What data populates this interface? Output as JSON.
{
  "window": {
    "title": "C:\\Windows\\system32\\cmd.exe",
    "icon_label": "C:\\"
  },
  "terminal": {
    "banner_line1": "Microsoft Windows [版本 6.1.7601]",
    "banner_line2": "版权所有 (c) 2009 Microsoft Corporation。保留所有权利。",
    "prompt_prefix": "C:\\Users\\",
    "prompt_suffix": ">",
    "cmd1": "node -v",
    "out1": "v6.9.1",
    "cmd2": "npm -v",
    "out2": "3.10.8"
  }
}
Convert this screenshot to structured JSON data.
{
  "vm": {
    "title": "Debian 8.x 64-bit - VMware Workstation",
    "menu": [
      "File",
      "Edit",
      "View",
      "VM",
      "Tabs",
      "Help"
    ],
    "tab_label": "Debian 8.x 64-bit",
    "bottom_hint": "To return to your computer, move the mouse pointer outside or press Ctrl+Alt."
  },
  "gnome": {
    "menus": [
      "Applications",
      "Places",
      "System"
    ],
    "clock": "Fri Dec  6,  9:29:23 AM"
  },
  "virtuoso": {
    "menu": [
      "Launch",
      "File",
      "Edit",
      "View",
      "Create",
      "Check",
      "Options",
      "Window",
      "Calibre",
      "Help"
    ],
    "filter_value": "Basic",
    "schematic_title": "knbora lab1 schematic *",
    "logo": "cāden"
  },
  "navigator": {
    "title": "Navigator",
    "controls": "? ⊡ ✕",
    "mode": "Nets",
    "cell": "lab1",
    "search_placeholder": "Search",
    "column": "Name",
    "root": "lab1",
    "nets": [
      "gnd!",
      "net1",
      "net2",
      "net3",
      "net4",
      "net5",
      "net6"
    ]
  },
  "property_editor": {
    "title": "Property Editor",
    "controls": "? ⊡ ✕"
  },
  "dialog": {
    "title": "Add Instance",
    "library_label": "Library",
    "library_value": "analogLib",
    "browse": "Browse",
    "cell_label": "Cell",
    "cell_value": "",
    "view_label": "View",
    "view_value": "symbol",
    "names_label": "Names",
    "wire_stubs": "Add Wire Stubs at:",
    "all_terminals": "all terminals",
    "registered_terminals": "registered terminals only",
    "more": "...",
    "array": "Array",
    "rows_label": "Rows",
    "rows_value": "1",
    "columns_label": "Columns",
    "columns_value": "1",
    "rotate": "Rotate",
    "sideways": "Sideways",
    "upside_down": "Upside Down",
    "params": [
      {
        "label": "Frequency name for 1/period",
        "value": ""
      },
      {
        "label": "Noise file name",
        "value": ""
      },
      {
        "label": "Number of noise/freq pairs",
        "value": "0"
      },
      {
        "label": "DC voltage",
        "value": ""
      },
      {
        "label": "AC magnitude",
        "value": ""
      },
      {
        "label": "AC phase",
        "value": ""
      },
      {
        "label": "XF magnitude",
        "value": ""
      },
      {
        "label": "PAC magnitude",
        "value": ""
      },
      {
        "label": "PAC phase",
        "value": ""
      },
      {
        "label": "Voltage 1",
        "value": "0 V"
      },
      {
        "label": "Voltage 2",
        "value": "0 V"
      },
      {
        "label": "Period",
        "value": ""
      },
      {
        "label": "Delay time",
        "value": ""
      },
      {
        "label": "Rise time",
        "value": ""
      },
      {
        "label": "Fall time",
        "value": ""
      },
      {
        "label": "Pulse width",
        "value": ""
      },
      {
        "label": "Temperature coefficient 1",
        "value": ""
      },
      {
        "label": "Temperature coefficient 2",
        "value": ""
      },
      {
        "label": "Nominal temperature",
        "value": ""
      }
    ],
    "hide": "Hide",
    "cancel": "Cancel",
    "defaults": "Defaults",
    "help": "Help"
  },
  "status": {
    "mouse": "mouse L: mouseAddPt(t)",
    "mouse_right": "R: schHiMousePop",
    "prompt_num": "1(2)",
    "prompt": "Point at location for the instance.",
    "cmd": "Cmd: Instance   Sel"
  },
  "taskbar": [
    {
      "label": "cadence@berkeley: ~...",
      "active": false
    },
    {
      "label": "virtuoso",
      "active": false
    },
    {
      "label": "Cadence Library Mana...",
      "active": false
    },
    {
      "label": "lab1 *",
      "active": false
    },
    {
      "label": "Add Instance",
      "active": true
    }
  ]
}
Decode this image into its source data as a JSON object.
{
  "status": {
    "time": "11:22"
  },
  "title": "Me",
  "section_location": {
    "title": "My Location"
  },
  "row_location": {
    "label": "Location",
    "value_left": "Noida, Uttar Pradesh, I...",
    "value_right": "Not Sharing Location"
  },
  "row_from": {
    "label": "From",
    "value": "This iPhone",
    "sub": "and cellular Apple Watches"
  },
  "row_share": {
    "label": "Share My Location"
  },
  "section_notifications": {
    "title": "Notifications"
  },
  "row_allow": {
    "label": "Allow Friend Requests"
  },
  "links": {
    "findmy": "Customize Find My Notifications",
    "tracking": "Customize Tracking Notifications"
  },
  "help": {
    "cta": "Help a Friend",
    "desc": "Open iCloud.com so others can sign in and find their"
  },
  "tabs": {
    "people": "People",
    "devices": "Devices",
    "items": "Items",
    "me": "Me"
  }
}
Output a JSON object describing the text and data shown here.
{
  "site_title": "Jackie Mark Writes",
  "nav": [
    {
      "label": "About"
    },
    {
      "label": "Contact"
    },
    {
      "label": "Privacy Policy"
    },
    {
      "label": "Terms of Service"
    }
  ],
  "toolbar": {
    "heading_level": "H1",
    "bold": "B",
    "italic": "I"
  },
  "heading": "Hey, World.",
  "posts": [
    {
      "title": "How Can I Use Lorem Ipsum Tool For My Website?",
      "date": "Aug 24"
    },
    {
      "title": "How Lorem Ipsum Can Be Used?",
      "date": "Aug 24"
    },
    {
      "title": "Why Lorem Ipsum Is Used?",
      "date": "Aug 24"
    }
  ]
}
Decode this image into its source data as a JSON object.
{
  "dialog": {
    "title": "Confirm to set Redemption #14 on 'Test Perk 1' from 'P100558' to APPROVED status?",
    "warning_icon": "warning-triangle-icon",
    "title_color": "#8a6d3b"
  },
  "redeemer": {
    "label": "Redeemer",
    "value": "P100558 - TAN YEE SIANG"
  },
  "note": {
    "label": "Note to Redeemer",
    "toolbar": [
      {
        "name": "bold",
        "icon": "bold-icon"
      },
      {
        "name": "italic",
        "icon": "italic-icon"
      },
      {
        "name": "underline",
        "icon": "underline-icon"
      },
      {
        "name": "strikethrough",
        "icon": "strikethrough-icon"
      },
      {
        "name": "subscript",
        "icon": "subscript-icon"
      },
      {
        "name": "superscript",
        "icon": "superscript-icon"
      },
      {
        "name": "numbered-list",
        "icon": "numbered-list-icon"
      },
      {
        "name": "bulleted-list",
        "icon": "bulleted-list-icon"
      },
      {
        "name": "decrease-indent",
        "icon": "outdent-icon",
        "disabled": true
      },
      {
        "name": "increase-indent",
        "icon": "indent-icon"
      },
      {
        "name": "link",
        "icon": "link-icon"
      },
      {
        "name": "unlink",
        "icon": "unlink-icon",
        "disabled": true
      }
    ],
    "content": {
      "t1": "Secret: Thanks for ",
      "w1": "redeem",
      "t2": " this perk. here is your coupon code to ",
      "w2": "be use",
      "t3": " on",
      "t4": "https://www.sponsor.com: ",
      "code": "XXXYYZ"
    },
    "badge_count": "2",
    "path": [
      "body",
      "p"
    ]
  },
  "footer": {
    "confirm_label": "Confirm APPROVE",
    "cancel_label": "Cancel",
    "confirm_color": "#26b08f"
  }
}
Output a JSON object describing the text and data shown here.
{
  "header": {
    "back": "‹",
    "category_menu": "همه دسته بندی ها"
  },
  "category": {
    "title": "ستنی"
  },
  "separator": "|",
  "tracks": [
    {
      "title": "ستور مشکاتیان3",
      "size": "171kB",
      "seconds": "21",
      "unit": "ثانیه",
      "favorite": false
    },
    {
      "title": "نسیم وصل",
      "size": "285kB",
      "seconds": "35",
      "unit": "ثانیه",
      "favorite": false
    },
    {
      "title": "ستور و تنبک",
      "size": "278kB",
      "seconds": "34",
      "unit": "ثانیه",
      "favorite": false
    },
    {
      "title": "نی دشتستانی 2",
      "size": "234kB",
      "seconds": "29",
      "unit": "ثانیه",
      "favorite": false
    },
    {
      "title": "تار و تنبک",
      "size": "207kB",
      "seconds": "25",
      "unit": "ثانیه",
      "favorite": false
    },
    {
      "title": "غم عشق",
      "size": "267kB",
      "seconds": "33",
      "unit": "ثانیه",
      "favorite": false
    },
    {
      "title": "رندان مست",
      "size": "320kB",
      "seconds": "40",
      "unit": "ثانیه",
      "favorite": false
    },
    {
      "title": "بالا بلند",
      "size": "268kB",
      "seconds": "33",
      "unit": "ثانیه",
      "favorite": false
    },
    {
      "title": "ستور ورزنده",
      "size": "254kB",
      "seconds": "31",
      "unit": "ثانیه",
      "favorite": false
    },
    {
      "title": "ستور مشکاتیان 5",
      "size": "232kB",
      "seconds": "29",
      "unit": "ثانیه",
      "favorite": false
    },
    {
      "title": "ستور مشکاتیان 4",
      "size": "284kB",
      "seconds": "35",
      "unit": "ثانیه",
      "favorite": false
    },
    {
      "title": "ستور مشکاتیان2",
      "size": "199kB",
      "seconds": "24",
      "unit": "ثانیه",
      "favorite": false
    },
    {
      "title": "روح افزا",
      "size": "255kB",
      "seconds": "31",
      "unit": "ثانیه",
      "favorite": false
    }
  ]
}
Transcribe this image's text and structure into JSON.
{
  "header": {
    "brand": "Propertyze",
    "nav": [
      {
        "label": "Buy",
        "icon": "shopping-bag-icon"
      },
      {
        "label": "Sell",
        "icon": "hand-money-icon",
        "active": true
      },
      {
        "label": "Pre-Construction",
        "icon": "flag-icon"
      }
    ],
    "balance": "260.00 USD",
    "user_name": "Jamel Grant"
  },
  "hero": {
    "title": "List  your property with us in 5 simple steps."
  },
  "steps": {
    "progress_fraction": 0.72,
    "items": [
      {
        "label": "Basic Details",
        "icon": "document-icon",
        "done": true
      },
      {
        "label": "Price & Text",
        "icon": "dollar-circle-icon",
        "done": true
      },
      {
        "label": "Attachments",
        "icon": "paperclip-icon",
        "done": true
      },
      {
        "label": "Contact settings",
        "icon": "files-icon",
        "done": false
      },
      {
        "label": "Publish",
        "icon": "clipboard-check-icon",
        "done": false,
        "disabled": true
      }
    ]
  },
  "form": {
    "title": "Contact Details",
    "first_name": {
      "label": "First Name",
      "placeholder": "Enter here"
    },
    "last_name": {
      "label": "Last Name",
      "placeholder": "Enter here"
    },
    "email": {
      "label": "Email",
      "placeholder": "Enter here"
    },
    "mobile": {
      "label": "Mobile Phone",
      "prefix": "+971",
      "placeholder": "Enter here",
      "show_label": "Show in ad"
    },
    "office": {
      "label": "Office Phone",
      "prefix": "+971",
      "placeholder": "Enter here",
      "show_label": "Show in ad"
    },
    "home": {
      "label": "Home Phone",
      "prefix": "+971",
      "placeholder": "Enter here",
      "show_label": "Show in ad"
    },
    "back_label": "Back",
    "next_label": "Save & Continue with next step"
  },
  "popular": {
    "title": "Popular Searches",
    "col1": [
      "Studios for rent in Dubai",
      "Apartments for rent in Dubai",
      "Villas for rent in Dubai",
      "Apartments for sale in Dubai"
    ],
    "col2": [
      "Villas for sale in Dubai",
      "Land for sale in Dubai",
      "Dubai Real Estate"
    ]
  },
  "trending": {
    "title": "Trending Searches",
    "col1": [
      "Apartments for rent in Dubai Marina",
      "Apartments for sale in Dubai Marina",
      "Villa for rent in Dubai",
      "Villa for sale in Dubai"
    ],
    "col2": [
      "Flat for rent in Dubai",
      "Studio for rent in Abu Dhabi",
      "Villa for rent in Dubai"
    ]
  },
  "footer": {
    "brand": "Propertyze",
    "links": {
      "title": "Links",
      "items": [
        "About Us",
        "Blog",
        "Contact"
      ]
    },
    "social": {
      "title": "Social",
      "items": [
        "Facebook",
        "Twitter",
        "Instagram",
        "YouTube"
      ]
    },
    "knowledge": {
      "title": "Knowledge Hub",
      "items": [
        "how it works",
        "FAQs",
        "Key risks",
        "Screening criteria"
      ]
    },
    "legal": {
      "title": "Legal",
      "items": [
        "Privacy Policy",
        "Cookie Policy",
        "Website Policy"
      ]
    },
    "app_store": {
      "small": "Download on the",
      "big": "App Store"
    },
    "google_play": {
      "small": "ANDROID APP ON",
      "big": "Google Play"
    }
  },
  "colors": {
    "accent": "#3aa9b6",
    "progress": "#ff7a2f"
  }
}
------------
Report how many lines of the entries hold the word "sale". Nothing else is needed.

* [Full answer]: 5